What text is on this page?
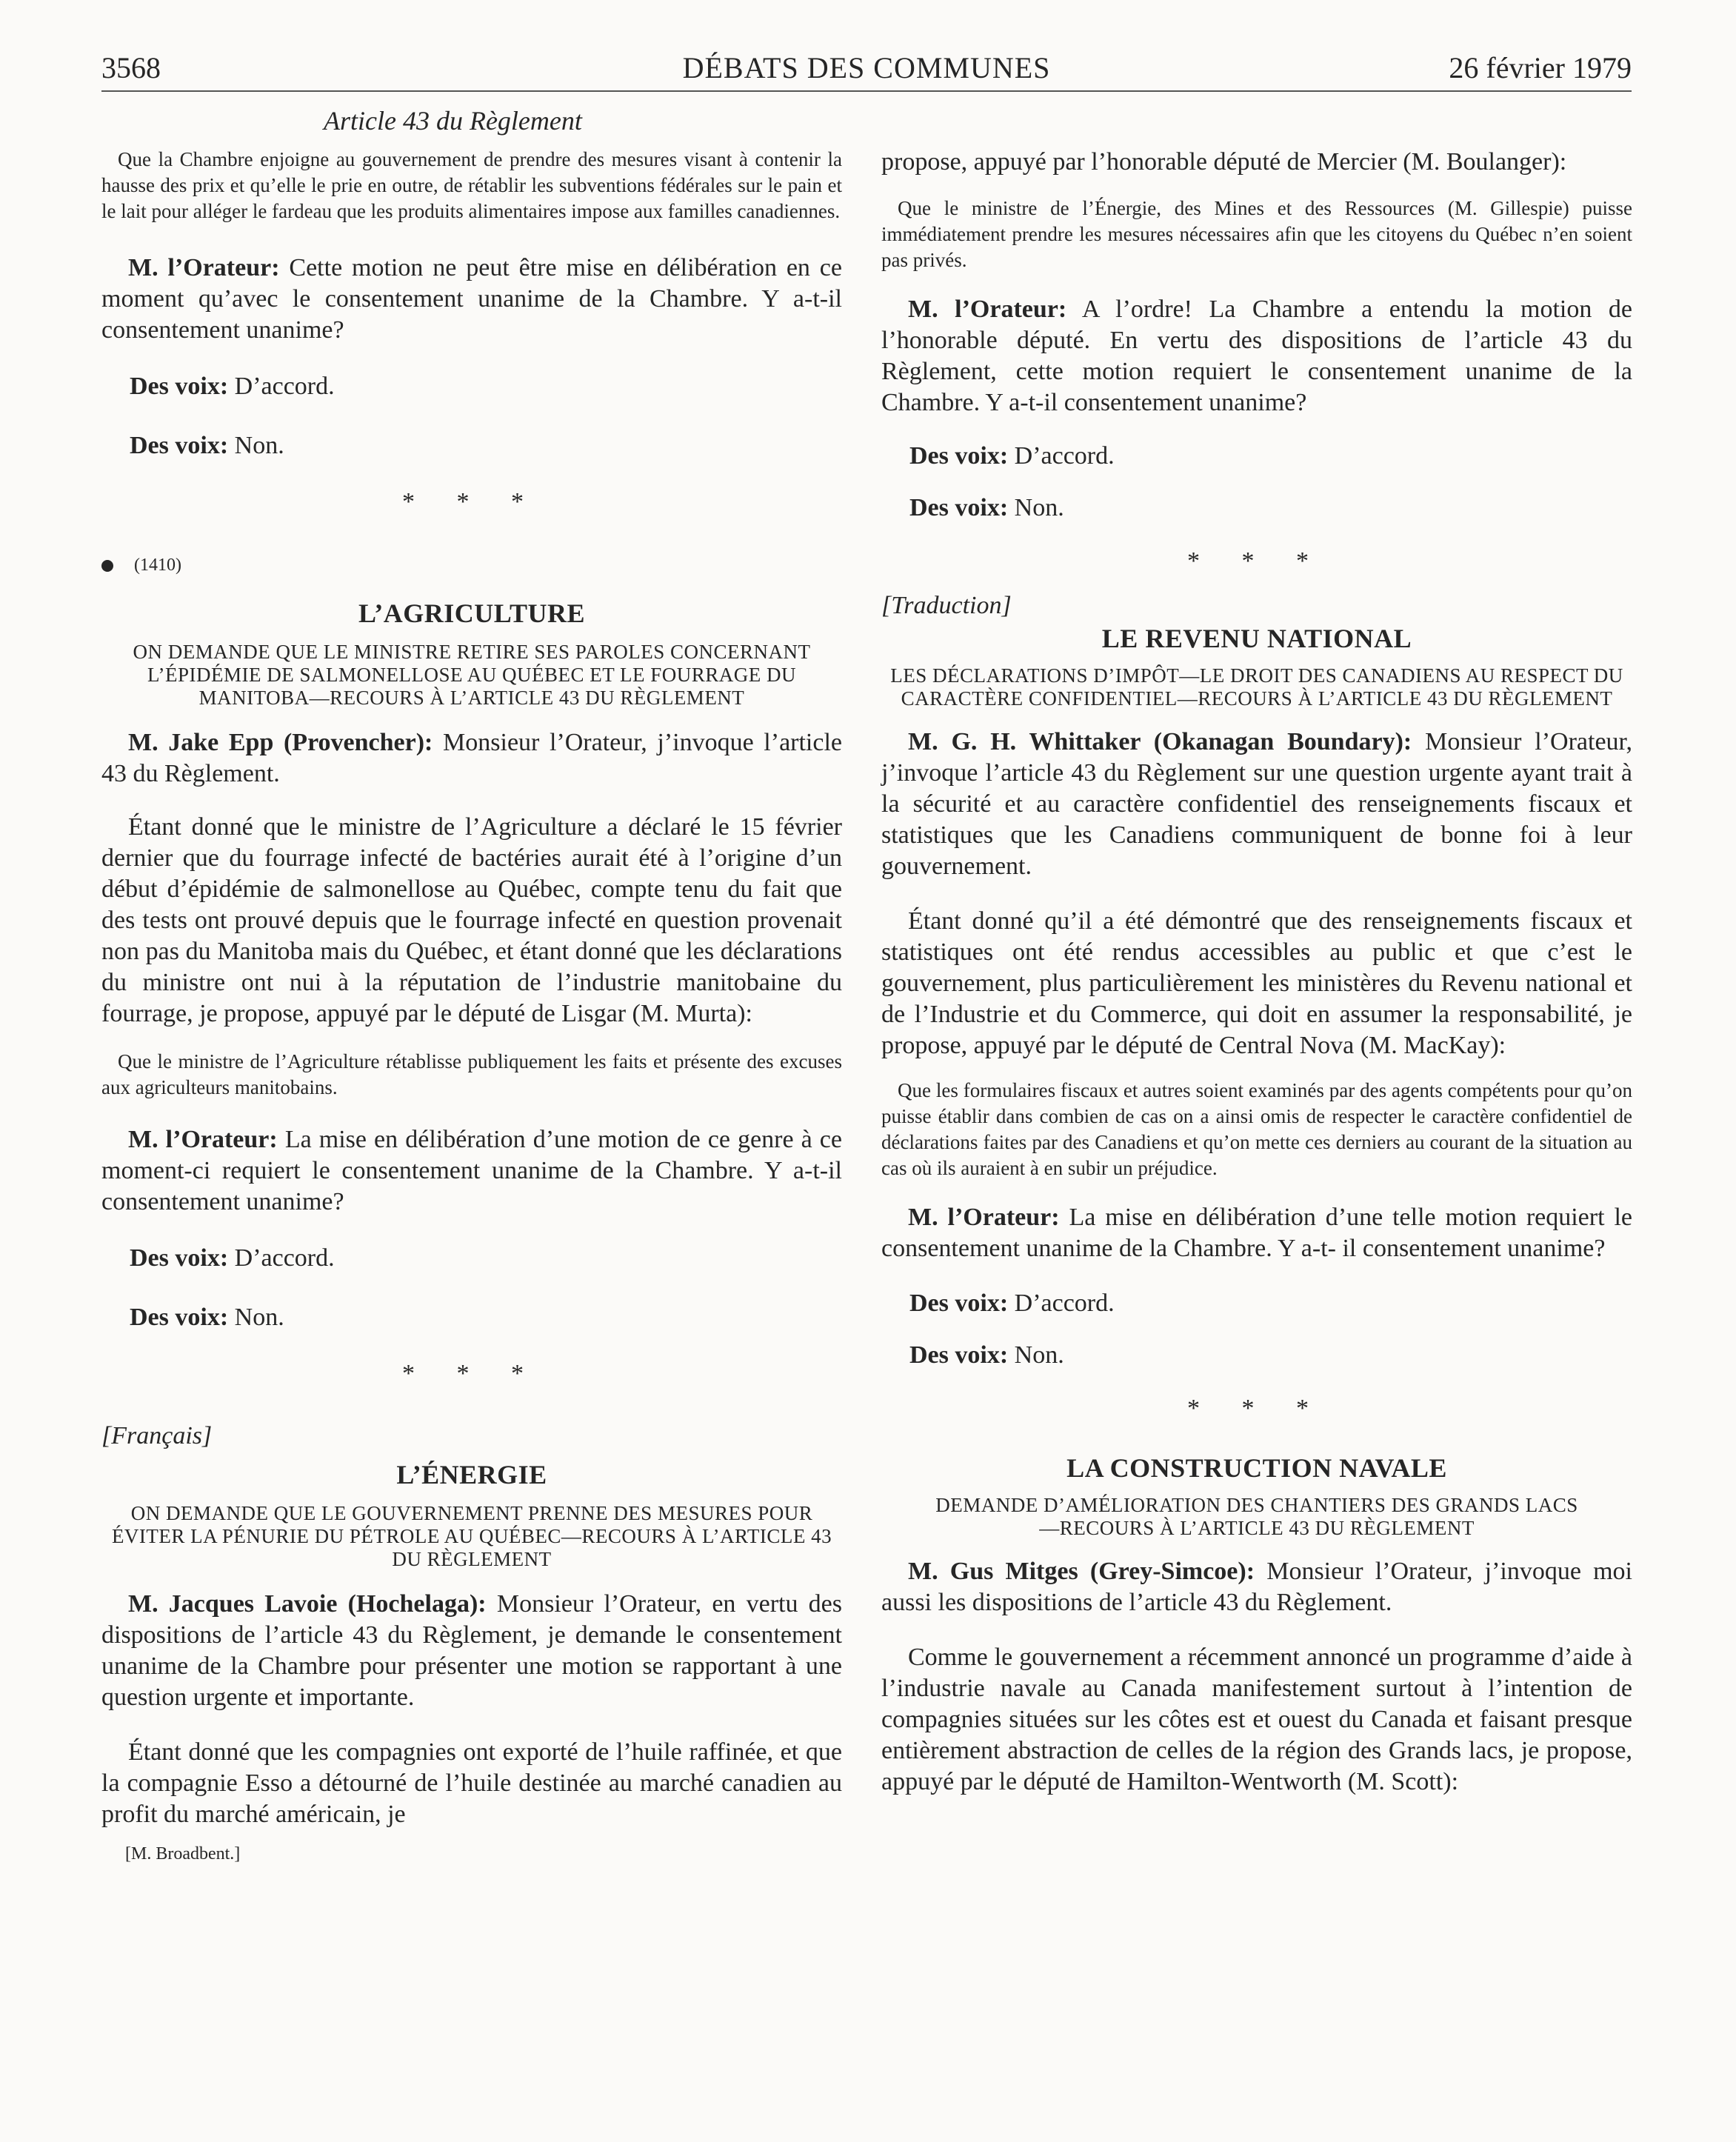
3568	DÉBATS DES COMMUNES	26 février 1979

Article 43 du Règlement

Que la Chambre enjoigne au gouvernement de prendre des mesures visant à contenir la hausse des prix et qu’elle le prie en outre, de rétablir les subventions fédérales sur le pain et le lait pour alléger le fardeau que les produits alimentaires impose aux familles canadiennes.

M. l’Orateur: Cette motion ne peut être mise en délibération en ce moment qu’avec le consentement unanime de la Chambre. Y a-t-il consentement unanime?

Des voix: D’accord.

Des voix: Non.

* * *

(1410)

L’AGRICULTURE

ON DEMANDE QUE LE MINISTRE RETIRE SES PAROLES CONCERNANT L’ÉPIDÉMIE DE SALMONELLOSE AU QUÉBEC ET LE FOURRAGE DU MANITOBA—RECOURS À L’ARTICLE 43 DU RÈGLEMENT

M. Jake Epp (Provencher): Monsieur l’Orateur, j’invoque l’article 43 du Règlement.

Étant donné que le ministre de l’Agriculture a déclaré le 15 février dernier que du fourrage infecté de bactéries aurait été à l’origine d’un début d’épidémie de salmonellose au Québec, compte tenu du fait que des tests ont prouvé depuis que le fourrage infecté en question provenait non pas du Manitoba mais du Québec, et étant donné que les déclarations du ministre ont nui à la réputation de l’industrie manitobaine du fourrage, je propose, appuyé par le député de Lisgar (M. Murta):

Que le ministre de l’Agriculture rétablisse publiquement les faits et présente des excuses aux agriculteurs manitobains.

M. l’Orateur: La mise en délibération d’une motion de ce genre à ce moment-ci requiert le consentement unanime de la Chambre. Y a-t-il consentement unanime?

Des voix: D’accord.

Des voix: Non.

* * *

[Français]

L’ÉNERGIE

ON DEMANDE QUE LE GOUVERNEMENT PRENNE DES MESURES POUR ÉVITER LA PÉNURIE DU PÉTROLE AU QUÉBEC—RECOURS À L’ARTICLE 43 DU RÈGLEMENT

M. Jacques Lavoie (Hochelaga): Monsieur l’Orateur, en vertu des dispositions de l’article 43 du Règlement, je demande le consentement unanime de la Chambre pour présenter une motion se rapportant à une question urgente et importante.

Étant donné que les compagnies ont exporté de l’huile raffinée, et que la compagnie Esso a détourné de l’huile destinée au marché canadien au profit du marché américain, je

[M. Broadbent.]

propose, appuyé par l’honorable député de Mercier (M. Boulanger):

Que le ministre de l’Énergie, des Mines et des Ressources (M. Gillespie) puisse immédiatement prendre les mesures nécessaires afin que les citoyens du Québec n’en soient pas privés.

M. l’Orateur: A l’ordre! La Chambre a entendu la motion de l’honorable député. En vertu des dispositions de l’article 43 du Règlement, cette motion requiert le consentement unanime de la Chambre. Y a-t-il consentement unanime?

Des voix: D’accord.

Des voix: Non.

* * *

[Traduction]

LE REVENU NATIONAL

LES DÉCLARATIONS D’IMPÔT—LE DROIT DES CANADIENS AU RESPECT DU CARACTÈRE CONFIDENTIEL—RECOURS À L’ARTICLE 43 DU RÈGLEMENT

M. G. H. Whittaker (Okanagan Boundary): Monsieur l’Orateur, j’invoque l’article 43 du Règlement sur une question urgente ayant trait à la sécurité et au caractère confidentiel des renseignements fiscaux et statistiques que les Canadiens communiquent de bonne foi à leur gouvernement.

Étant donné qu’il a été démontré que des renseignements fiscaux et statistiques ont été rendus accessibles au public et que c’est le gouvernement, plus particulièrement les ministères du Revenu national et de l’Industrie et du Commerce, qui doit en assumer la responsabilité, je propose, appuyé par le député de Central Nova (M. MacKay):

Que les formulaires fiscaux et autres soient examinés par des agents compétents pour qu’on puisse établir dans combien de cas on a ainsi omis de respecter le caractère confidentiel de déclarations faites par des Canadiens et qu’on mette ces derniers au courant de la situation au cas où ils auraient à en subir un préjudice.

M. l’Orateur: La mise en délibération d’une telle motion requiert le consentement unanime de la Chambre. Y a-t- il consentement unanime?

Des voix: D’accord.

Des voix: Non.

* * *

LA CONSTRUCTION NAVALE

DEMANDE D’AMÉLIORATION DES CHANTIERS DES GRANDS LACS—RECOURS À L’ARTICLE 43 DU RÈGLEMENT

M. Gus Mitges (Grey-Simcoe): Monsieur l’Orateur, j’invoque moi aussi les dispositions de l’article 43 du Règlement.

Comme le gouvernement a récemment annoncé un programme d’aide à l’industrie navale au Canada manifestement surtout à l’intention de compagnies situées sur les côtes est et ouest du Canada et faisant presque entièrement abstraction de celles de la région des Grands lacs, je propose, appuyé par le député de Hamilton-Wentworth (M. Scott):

^^^^^^^^^^^^^^^^

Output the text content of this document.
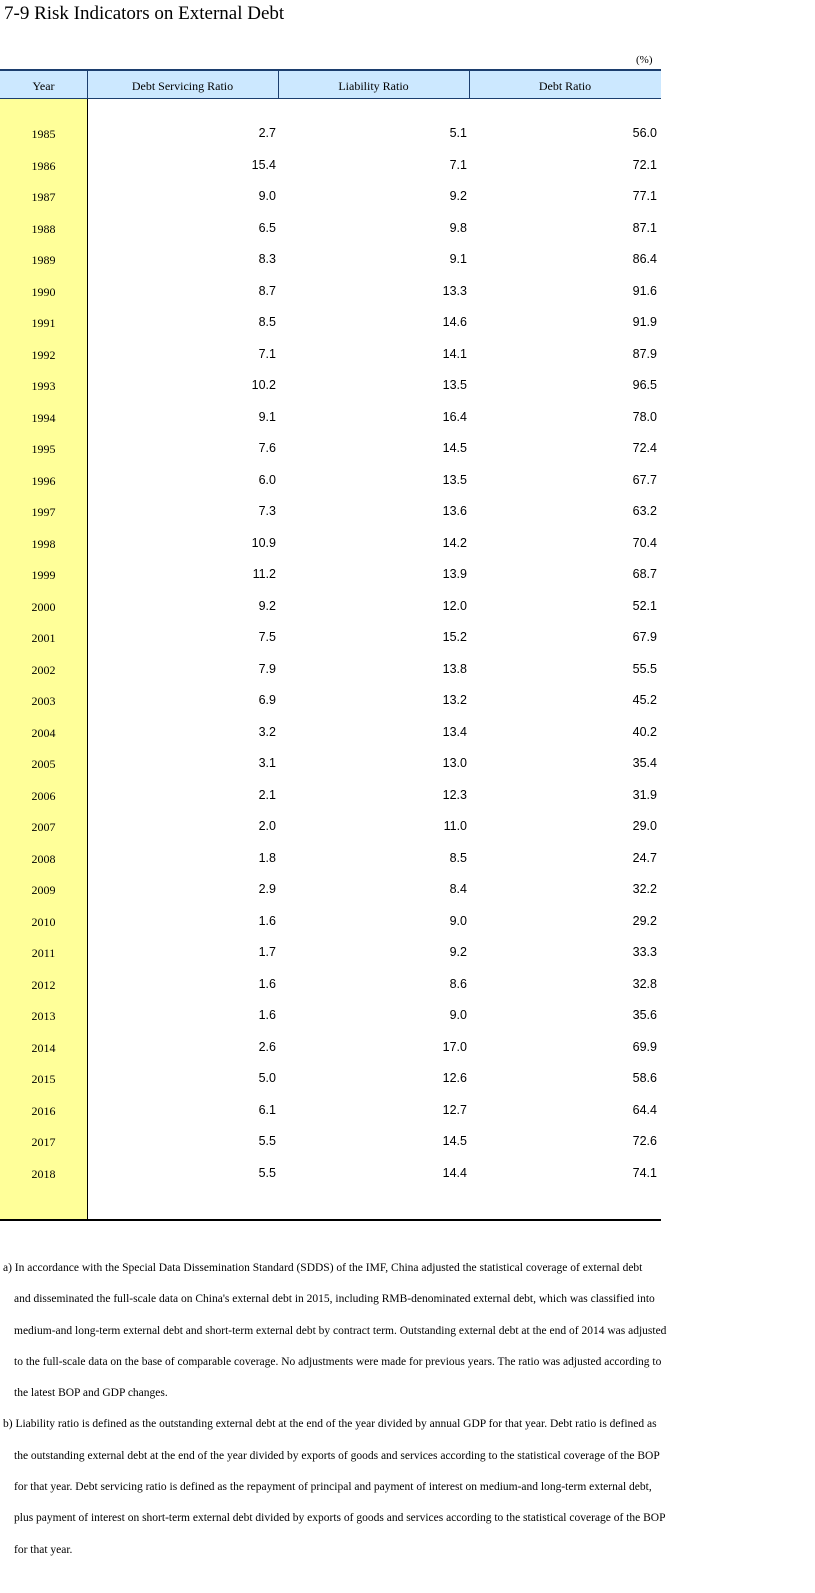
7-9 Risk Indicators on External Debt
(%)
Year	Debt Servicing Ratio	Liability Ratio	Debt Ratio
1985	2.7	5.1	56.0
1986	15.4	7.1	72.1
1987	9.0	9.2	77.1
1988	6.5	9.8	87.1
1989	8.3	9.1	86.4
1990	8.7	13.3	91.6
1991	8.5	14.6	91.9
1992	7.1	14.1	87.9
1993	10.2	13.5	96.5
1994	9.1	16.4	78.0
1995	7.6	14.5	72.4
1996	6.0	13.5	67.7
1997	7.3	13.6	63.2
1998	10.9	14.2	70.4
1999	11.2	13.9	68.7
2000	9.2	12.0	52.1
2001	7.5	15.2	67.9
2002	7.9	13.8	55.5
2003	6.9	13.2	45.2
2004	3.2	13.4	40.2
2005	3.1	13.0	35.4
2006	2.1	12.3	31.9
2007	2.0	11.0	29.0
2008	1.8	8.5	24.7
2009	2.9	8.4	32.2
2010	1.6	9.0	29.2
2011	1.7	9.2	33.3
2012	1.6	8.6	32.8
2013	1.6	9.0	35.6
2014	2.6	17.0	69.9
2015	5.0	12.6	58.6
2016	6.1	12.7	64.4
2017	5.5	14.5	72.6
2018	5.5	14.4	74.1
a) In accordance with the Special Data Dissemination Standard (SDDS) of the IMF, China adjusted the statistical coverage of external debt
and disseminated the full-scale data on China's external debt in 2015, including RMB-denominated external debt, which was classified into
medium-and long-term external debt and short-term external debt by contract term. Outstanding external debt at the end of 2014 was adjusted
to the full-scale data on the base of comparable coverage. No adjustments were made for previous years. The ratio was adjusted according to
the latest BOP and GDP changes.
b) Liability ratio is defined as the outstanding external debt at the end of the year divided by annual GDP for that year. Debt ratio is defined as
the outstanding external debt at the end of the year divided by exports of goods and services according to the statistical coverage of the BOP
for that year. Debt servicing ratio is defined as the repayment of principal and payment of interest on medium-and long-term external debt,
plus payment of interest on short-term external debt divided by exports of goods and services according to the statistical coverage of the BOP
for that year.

^^^^^^^^^^^^^^^^

Copy out every line of the listing that includes the string "requiert".

## Expected answer
M. l’Orateur: La mise en délibération d’une motion de ce genre à ce moment-ci requiert le consentement unanime de la Chambre. Y a-t-il consentement unanime?
M. l’Orateur: A l’ordre! La Chambre a entendu la motion de l’honorable député. En vertu des dispositions de l’article 43 du Règlement, cette motion requiert le consentement unanime de la Chambre. Y a-t-il consentement unanime?
M. l’Orateur: La mise en délibération d’une telle motion requiert le consentement unanime de la Chambre. Y a-t- il consentement unanime?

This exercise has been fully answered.